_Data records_
◆ ◆ ◆ ◆ ◆ ◆ ◆
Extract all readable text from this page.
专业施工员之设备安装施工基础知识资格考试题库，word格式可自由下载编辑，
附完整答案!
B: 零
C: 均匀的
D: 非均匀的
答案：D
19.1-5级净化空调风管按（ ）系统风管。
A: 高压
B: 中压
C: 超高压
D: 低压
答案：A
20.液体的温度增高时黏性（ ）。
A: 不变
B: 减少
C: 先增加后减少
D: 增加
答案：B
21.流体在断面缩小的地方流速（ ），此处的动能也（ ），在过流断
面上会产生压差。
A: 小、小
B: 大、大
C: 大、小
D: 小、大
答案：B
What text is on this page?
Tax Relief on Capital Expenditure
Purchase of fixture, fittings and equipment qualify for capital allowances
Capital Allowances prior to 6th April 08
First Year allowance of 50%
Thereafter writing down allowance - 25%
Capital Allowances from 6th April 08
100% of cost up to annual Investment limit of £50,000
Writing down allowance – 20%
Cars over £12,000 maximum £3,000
◆ ◆ ◆ ◆ ◆ ◆ ◆
_WHAT THE TASK REQUIRES_
Extract each record, keeping it identical to the original.

_WORKED ANSWER_
Extract all readable text from this page.
专业施工员之设备安装施工基础知识资格考试题库，word格式可自由下载编辑，
附完整答案!
B: 零
C: 均匀的
D: 非均匀的
答案：D
19.1-5级净化空调风管按（ ）系统风管。
A: 高压
B: 中压
C: 超高压
D: 低压
答案：A
20.液体的温度增高时黏性（ ）。
A: 不变
B: 减少
C: 先增加后减少
D: 增加
答案：B
21.流体在断面缩小的地方流速（ ），此处的动能也（ ），在过流断
面上会产生压差。
A: 小、小
B: 大、大
C: 大、小
D: 小、大
答案：B
What text is on this page?
Tax Relief on Capital Expenditure
Purchase of fixture, fittings and equipment qualify for capital allowances
Capital Allowances prior to 6th April 08
First Year allowance of 50%
Thereafter writing down allowance - 25%
Capital Allowances from 6th April 08
100% of cost up to annual Investment limit of £50,000
Writing down allowance – 20%
Cars over £12,000 maximum £3,000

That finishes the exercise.